TO DO:
Rewrite the material from its start through the line containing "y-tick-label: 3e-05 [106, 118, 174, 147]", swapping "legend-title" for "legend-heading" and leaving everything else as it is.

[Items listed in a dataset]
··········
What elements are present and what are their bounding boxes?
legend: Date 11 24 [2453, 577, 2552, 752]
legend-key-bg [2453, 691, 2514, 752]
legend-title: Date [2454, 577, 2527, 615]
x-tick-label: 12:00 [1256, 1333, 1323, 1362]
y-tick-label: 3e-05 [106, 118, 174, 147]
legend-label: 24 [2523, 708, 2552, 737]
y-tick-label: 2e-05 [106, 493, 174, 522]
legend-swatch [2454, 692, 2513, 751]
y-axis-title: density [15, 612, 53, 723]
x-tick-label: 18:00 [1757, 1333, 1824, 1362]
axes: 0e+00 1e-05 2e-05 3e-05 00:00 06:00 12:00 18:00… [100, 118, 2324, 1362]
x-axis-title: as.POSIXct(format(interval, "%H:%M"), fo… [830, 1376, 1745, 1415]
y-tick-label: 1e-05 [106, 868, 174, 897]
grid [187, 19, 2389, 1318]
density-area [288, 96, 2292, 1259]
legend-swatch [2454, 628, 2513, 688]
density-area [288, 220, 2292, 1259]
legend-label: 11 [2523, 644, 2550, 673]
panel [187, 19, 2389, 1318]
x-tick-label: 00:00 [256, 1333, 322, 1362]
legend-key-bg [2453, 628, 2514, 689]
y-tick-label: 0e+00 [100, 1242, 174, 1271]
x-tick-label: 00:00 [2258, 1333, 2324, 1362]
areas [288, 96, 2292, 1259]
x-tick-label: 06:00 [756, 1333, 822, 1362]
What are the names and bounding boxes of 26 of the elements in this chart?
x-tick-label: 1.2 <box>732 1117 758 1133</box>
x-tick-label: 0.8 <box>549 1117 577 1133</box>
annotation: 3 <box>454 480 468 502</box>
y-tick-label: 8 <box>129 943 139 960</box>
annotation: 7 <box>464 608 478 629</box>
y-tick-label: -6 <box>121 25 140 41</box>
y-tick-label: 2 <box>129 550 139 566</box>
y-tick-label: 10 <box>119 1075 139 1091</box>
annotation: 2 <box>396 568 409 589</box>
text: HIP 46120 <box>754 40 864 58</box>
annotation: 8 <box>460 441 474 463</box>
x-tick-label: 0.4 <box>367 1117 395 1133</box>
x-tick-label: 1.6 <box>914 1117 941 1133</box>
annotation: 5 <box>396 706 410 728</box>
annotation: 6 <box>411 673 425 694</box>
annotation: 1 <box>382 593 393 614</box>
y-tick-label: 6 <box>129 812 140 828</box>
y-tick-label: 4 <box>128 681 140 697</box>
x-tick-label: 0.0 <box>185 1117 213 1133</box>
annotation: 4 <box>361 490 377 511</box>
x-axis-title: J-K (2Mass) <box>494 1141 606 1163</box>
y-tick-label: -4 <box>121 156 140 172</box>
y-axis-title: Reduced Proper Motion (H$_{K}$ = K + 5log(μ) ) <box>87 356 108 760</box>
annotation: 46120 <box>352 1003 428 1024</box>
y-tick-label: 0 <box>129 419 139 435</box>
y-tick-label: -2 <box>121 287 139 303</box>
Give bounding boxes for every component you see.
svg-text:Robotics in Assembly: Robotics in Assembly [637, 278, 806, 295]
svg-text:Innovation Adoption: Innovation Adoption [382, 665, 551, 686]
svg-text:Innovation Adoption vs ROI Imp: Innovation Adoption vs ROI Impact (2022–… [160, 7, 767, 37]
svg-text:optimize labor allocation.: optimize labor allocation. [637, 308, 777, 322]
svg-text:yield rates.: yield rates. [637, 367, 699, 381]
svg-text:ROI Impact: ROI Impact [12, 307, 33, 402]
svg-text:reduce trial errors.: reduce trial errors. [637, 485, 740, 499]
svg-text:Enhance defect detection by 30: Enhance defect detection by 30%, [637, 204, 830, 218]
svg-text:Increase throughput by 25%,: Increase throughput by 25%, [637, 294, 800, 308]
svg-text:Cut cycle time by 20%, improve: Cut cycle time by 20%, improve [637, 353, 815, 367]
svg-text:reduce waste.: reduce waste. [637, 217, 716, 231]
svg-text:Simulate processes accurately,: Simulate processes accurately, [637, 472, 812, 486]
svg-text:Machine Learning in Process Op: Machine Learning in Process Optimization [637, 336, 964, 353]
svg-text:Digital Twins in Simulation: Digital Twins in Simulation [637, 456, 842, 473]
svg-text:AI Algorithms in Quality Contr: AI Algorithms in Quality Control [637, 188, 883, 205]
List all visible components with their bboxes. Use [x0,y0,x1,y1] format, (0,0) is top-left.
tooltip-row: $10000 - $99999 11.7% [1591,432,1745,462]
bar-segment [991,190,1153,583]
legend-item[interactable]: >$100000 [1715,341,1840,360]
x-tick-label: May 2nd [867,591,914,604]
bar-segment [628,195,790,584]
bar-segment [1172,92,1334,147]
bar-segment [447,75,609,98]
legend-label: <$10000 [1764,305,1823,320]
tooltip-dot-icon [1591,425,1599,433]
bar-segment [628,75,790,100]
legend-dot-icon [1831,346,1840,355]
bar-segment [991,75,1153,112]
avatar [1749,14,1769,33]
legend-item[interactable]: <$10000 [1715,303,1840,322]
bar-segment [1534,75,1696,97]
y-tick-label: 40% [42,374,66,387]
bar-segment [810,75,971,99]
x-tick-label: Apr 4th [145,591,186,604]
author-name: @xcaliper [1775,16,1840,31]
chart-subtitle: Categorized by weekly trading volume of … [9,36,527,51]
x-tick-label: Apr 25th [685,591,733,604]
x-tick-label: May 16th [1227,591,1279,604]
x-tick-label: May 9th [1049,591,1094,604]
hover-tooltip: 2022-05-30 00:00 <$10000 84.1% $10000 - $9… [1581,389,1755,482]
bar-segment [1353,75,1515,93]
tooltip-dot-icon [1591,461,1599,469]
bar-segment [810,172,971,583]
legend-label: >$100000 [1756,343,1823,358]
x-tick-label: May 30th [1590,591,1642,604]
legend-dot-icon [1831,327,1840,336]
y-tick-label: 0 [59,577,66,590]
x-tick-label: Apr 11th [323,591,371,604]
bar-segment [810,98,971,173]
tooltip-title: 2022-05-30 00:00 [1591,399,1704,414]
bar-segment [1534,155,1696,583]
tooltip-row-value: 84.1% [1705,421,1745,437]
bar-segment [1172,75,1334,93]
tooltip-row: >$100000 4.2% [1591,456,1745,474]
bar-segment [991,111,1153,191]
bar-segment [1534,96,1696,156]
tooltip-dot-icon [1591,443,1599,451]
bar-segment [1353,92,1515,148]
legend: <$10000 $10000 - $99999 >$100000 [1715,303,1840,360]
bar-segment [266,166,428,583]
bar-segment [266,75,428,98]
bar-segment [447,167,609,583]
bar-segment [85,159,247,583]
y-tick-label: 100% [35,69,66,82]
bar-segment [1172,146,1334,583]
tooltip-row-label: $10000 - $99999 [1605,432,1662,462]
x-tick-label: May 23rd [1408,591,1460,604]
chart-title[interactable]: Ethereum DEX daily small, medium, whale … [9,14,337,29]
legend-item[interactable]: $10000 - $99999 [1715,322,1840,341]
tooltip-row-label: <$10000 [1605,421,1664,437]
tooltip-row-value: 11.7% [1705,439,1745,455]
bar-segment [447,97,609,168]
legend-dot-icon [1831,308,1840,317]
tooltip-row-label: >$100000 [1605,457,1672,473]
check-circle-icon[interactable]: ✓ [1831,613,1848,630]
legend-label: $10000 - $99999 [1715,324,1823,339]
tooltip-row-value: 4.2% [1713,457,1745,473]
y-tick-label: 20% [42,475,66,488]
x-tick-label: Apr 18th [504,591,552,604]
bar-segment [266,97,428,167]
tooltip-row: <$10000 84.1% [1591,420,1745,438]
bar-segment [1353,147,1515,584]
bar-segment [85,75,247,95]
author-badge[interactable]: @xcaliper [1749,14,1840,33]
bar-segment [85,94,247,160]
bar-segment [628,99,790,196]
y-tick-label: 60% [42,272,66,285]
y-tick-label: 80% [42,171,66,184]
··········
COMPLETED TASK:
What elements are present and what are their bounding boxes?
legend: Date 11 24 [2453, 577, 2552, 752]
legend-key-bg [2453, 691, 2514, 752]
legend-heading: Date [2454, 577, 2527, 615]
x-tick-label: 12:00 [1256, 1333, 1323, 1362]
y-tick-label: 3e-05 [106, 118, 174, 147]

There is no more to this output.